▶ [Work to do] Of all the lines in the material, how many contain the word "bottom"? State the number alone.

▶ [Task data]
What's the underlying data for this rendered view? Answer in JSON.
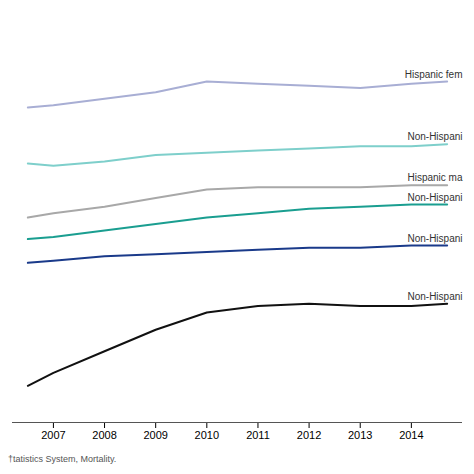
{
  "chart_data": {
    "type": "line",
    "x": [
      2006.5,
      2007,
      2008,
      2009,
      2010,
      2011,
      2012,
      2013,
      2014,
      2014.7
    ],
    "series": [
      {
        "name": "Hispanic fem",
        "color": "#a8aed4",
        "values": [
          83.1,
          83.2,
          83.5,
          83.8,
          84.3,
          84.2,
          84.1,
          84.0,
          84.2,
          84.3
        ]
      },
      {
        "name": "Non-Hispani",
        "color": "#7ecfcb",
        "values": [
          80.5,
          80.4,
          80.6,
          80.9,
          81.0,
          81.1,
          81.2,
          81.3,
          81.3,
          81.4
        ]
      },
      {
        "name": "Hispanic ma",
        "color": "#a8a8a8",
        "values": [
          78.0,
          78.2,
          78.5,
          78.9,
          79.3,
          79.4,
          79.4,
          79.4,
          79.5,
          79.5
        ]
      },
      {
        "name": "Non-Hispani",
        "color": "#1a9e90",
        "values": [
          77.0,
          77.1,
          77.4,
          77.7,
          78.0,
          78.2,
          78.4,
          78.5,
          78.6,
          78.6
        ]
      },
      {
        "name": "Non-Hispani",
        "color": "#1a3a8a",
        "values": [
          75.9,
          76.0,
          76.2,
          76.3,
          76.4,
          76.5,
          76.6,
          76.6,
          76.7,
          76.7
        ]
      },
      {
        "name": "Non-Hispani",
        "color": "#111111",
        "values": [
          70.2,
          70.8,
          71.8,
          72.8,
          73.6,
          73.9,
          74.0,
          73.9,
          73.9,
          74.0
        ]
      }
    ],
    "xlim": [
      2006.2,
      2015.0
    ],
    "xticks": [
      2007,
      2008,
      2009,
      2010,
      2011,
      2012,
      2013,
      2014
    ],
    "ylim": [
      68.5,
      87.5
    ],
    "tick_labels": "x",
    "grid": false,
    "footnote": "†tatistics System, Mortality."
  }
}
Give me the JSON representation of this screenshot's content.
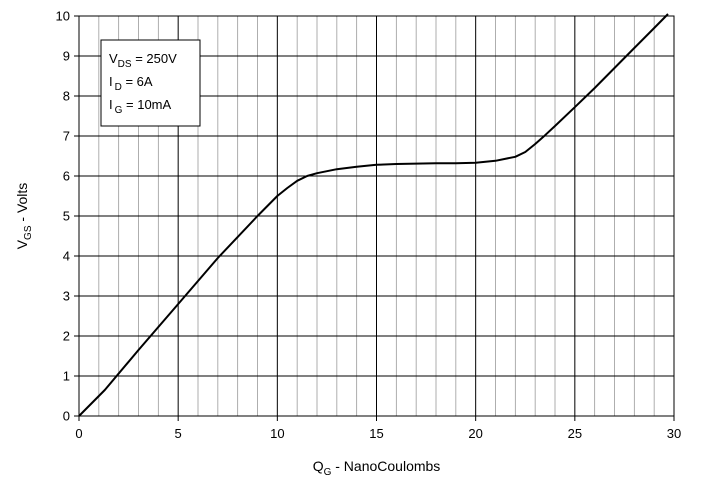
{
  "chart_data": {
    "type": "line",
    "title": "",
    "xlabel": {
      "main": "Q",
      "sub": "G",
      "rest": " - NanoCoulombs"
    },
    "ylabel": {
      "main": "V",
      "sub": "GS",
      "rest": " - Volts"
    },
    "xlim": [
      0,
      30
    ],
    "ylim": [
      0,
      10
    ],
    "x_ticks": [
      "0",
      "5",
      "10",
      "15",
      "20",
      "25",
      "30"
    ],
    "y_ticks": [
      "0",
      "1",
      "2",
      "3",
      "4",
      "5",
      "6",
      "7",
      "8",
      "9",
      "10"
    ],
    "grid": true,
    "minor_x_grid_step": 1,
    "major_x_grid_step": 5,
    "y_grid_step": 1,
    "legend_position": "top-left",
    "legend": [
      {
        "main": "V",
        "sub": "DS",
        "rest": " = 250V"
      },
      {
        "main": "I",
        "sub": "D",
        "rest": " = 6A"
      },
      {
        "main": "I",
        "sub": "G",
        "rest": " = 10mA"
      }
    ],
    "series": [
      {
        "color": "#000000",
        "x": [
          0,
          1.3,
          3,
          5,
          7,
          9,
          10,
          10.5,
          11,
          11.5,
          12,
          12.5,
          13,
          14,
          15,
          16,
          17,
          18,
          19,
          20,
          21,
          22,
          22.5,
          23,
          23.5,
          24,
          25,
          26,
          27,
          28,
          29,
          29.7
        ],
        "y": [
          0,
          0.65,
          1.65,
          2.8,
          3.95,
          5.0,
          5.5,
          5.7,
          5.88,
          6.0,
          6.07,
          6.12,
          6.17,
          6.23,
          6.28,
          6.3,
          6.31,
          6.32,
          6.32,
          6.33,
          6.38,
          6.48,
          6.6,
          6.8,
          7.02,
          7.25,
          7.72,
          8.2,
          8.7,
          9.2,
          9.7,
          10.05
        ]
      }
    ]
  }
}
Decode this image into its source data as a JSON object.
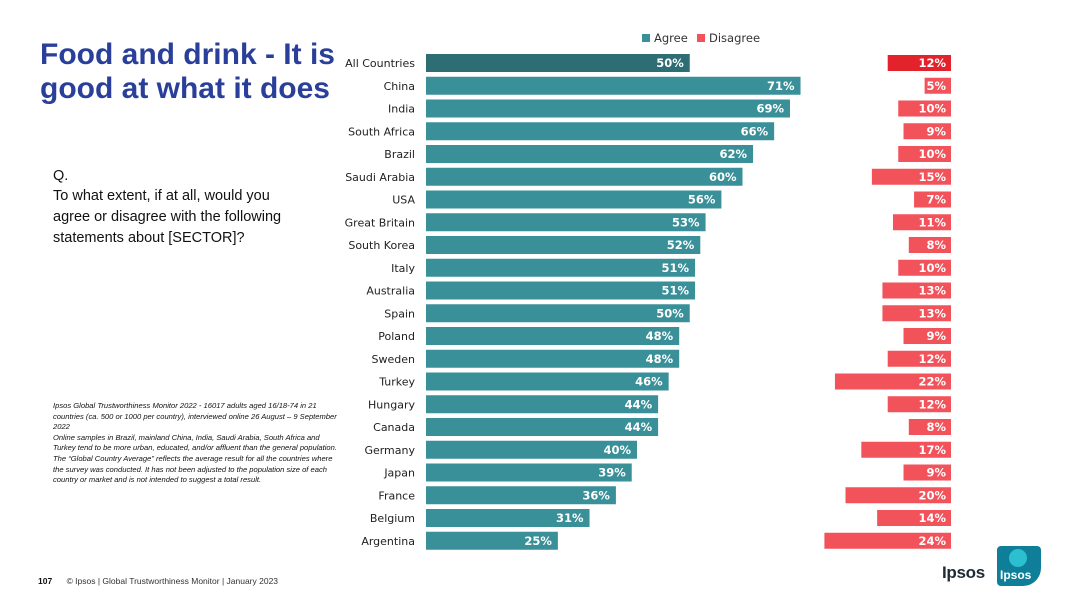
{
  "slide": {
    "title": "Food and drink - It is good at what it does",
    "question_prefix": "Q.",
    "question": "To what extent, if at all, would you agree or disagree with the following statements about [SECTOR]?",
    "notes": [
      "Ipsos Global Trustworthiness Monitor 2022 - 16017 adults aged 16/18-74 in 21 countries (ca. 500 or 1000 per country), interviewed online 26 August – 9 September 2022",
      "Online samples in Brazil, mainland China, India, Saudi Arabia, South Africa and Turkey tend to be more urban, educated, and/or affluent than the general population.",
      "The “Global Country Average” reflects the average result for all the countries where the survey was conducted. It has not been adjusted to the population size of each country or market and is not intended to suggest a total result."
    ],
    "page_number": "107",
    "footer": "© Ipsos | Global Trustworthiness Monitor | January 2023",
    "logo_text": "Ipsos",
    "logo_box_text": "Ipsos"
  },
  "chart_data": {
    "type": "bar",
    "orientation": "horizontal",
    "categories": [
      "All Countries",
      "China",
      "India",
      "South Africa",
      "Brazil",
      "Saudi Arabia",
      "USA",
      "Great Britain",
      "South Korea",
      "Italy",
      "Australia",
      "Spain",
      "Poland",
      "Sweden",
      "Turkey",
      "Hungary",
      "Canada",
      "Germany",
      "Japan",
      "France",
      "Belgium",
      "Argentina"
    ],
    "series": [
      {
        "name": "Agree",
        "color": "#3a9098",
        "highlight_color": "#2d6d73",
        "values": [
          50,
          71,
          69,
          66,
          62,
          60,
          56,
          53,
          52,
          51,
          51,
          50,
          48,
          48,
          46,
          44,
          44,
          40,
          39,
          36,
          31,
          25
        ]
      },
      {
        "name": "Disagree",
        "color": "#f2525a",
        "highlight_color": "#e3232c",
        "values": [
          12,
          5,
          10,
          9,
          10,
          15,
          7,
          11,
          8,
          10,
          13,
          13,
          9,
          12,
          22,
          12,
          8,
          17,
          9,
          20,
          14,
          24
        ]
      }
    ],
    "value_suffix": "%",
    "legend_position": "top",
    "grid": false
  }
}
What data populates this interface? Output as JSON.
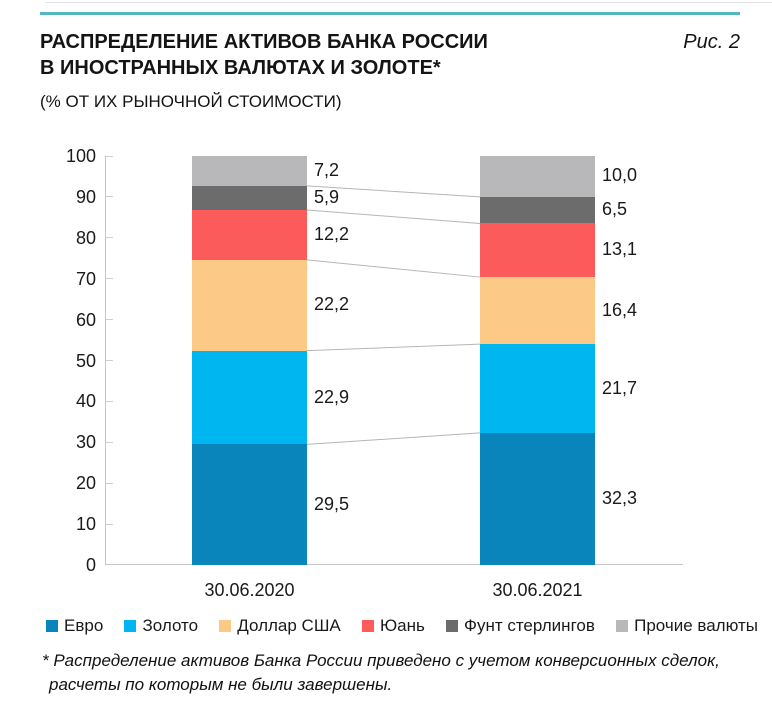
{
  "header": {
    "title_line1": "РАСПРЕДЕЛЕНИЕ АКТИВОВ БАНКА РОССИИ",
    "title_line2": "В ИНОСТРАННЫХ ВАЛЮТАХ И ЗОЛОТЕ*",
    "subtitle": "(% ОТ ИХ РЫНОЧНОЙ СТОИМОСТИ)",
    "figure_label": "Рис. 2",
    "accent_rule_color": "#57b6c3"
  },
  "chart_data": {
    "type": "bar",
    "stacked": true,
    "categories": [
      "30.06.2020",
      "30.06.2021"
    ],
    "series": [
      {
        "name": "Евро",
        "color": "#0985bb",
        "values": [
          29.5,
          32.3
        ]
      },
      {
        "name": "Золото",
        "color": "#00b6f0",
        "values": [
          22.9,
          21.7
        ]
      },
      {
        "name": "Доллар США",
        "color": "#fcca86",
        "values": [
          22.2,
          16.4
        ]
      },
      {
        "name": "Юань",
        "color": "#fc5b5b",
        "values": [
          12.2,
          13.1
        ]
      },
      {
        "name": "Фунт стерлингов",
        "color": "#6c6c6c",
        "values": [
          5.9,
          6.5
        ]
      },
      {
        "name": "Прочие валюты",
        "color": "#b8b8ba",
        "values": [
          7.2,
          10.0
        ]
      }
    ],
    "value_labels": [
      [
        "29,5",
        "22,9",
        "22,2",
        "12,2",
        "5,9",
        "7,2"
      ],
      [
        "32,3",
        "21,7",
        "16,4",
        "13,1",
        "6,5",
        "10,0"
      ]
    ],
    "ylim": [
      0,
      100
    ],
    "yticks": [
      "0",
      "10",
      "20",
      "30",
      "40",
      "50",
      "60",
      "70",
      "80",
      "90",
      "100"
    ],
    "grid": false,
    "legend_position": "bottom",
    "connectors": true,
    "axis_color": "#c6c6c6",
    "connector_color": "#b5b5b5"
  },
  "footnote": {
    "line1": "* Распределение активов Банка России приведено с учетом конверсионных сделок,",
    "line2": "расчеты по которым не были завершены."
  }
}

---

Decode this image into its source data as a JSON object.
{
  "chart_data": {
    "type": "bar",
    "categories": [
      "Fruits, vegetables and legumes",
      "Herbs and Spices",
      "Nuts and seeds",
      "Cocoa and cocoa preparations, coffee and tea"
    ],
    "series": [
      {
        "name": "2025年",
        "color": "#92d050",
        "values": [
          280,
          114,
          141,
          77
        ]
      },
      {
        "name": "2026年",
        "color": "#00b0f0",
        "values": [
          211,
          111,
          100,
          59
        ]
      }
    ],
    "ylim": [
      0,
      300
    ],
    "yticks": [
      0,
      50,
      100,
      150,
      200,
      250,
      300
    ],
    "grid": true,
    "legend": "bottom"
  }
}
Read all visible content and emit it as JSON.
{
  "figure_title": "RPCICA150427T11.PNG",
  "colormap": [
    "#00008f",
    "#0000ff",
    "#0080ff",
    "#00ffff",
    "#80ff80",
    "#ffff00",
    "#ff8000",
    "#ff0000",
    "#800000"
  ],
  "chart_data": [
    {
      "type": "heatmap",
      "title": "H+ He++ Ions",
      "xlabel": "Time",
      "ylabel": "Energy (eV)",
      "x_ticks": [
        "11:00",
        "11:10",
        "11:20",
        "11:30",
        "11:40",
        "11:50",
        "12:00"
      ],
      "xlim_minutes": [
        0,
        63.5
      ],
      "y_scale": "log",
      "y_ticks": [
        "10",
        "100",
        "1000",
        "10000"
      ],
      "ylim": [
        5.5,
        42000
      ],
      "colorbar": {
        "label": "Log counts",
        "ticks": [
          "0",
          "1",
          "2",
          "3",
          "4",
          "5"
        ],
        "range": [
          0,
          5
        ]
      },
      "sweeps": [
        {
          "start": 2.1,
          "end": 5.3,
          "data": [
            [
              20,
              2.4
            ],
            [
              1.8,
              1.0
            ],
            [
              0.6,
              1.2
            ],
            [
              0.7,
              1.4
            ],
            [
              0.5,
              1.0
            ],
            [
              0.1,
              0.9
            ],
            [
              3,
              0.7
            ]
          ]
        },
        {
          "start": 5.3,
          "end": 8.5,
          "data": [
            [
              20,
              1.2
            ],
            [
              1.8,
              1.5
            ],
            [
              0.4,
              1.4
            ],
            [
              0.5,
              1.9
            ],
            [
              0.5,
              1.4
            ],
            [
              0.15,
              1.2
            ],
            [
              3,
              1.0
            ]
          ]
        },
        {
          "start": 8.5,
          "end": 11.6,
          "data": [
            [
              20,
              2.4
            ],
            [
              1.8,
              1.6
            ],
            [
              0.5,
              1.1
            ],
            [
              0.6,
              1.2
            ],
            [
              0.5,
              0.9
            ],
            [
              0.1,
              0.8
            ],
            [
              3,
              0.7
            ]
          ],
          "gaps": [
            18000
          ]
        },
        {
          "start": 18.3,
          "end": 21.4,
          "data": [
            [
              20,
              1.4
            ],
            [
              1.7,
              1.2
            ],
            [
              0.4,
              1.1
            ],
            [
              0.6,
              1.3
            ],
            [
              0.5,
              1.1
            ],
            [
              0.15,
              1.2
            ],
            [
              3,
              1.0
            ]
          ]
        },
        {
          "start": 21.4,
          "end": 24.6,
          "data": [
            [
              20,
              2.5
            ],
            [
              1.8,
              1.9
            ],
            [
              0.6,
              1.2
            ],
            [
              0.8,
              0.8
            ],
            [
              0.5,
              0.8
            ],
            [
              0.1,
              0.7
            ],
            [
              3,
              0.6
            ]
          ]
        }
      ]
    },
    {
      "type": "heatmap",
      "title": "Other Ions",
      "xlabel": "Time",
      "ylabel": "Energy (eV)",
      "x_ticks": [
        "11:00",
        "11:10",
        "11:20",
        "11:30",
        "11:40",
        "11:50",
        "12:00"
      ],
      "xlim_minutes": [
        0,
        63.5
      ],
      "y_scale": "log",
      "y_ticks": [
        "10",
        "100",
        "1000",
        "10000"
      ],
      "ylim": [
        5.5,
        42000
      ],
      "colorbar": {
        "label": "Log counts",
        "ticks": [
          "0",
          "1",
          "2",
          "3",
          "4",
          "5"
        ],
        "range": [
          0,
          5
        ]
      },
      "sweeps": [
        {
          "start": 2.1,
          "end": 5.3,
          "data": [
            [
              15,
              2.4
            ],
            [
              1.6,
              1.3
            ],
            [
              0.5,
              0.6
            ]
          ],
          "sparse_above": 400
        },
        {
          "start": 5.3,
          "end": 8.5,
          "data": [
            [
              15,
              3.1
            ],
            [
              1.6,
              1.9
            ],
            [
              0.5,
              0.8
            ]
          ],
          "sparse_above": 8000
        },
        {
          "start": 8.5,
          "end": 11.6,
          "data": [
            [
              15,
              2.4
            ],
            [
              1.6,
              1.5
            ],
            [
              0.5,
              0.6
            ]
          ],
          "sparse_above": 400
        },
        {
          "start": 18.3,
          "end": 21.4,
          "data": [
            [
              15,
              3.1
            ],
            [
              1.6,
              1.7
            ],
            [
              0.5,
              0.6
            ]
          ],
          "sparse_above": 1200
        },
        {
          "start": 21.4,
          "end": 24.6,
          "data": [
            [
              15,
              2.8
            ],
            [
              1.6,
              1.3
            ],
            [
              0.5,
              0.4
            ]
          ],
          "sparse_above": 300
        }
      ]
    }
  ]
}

==

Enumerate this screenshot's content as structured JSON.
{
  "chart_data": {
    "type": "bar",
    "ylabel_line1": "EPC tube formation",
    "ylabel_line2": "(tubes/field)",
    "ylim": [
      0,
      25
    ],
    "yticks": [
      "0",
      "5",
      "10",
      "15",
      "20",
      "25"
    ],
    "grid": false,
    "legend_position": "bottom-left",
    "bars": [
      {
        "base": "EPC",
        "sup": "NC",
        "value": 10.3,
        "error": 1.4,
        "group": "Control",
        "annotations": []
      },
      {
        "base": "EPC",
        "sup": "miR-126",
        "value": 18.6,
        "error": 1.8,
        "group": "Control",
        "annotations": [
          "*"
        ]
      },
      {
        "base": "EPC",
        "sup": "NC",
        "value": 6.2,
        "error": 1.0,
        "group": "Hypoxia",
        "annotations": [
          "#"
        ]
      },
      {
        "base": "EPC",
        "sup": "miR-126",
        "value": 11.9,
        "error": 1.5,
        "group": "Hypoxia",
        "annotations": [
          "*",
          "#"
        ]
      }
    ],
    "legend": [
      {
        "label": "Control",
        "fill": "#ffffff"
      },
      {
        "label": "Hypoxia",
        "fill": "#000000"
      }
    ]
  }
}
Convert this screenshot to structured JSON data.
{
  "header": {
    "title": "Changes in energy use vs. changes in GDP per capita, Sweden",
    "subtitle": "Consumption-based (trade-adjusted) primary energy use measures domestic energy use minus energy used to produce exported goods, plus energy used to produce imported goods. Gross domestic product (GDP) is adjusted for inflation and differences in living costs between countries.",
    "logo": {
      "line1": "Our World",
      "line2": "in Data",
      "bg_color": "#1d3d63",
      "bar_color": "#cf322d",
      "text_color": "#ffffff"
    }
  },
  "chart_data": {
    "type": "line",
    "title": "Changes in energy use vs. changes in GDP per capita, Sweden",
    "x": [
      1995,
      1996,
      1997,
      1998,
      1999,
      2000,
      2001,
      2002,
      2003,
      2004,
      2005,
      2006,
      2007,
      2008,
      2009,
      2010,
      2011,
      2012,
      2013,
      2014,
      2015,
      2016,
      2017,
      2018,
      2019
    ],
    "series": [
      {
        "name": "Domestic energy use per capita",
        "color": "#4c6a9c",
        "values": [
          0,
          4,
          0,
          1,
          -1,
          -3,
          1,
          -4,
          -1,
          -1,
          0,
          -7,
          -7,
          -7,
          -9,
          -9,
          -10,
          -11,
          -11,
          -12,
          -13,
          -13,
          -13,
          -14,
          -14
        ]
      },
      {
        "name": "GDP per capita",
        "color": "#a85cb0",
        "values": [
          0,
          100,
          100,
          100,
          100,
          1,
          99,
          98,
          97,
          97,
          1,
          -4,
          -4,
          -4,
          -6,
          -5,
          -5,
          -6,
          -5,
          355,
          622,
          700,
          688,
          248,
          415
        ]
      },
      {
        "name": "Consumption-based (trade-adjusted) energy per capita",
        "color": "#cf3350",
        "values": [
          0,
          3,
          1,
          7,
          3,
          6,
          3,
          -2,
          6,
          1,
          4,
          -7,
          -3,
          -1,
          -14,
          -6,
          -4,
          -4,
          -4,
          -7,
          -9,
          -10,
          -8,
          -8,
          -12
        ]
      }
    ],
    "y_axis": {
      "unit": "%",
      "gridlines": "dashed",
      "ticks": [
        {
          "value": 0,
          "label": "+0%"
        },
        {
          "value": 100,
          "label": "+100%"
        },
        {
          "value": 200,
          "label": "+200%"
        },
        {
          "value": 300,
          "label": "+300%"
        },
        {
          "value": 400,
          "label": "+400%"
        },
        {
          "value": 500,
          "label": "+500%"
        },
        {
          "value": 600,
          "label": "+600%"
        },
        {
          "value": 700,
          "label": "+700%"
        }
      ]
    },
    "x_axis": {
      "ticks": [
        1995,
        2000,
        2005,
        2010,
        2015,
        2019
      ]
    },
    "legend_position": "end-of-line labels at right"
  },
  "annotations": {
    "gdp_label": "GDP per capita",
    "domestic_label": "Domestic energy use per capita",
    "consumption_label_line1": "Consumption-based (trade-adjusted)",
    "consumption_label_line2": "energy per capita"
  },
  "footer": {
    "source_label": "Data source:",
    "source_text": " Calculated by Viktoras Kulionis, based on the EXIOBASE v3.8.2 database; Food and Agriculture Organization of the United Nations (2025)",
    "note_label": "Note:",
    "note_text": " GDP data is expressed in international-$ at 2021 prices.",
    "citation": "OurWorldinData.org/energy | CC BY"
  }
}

▶ [Answer in full] 3